▶ [Short task] Write out the lines below word for word, but leave the picture out.

▶ [Provided material]

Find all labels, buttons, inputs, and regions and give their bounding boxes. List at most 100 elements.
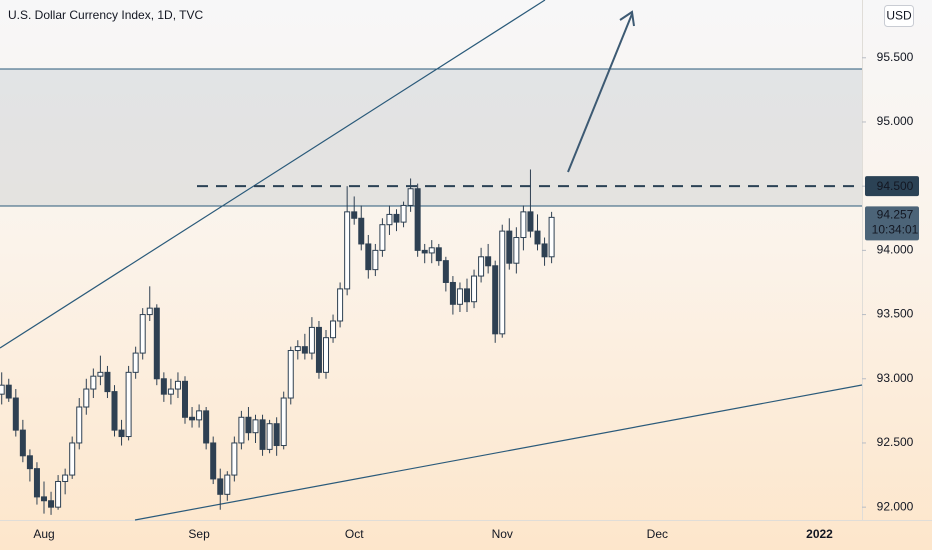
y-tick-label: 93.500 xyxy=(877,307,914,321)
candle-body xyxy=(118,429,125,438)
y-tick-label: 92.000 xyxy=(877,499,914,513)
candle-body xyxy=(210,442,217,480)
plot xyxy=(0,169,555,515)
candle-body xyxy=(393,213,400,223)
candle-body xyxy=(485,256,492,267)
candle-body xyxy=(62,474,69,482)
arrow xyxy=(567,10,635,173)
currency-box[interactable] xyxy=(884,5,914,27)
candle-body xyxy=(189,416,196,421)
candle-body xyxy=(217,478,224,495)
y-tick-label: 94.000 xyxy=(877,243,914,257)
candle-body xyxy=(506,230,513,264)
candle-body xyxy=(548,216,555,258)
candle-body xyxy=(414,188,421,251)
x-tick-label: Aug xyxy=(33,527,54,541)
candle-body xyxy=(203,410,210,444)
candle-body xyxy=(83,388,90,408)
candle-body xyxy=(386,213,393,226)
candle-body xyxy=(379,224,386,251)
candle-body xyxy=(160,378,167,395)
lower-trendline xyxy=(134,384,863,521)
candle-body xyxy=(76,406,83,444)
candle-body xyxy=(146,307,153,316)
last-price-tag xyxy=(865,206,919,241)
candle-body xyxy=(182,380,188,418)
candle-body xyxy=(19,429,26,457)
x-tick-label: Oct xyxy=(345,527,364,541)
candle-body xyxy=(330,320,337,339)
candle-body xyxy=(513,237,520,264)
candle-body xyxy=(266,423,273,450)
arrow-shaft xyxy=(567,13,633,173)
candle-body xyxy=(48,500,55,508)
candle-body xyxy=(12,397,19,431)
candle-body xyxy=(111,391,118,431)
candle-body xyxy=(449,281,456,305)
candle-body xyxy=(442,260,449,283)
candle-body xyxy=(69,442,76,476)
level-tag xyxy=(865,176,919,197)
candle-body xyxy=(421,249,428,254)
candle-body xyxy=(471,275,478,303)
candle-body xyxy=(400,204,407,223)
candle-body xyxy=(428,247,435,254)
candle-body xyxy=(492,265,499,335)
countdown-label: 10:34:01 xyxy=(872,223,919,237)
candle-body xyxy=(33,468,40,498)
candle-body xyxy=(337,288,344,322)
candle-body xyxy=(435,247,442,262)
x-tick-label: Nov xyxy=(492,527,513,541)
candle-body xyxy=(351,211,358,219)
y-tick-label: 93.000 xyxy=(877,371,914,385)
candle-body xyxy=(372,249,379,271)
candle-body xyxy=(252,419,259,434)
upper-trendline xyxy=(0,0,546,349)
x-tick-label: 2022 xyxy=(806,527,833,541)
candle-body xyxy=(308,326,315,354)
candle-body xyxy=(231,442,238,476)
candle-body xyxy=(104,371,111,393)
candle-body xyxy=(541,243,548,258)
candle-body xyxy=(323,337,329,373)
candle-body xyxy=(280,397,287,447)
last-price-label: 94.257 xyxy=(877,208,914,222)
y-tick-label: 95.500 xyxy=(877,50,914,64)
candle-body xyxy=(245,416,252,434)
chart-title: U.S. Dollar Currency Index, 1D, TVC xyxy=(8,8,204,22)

▶ [Task response]
Find all labels, buttons, inputs, and regions and give their bounding boxes. List at most 100 elements.
y-tick-label: 93.500 xyxy=(877,307,914,321)
candle-body xyxy=(118,429,125,438)
y-tick-label: 92.000 xyxy=(877,499,914,513)
candle-body xyxy=(210,442,217,480)
plot xyxy=(0,169,555,515)
candle-body xyxy=(393,213,400,223)
candle-body xyxy=(485,256,492,267)
candle-body xyxy=(62,474,69,482)
arrow xyxy=(567,10,635,173)
currency-box[interactable] xyxy=(884,5,914,27)
candle-body xyxy=(189,416,196,421)
candle-body xyxy=(217,478,224,495)
y-tick-label: 94.000 xyxy=(877,243,914,257)
candle-body xyxy=(506,230,513,264)
candle-body xyxy=(548,216,555,258)
candle-body xyxy=(414,188,421,251)
x-tick-label: Aug xyxy=(33,527,54,541)
candle-body xyxy=(203,410,210,444)
candle-body xyxy=(83,388,90,408)
candle-body xyxy=(386,213,393,226)
candle-body xyxy=(379,224,386,251)
candle-body xyxy=(160,378,167,395)
lower-trendline xyxy=(134,384,863,521)
candle-body xyxy=(76,406,83,444)
candle-body xyxy=(146,307,153,316)
last-price-tag xyxy=(865,206,919,241)
candle-body xyxy=(182,380,188,418)
candle-body xyxy=(19,429,26,457)
x-tick-label: Oct xyxy=(345,527,364,541)
candle-body xyxy=(330,320,337,339)
candle-body xyxy=(513,237,520,264)
candle-body xyxy=(266,423,273,450)
arrow-shaft xyxy=(567,13,633,173)
candle-body xyxy=(48,500,55,508)
candle-body xyxy=(12,397,19,431)
candle-body xyxy=(111,391,118,431)
candle-body xyxy=(449,281,456,305)
candle-body xyxy=(442,260,449,283)
candle-body xyxy=(69,442,76,476)
level-tag xyxy=(865,176,919,197)
candle-body xyxy=(421,249,428,254)
candle-body xyxy=(471,275,478,303)
candle-body xyxy=(400,204,407,223)
candle-body xyxy=(428,247,435,254)
candle-body xyxy=(492,265,499,335)
countdown-label: 10:34:01 xyxy=(872,223,919,237)
candle-body xyxy=(33,468,40,498)
candle-body xyxy=(337,288,344,322)
candle-body xyxy=(435,247,442,262)
x-tick-label: Nov xyxy=(492,527,513,541)
candle-body xyxy=(351,211,358,219)
y-tick-label: 93.000 xyxy=(877,371,914,385)
candle-body xyxy=(372,249,379,271)
candle-body xyxy=(252,419,259,434)
upper-trendline xyxy=(0,0,546,349)
x-tick-label: 2022 xyxy=(806,527,833,541)
candle-body xyxy=(308,326,315,354)
candle-body xyxy=(231,442,238,476)
candle-body xyxy=(104,371,111,393)
candle-body xyxy=(541,243,548,258)
candle-body xyxy=(323,337,329,373)
candle-body xyxy=(280,397,287,447)
last-price-label: 94.257 xyxy=(877,208,914,222)
y-tick-label: 95.500 xyxy=(877,50,914,64)
candle-body xyxy=(245,416,252,434)
chart-title: U.S. Dollar Currency Index, 1D, TVC xyxy=(8,8,204,22)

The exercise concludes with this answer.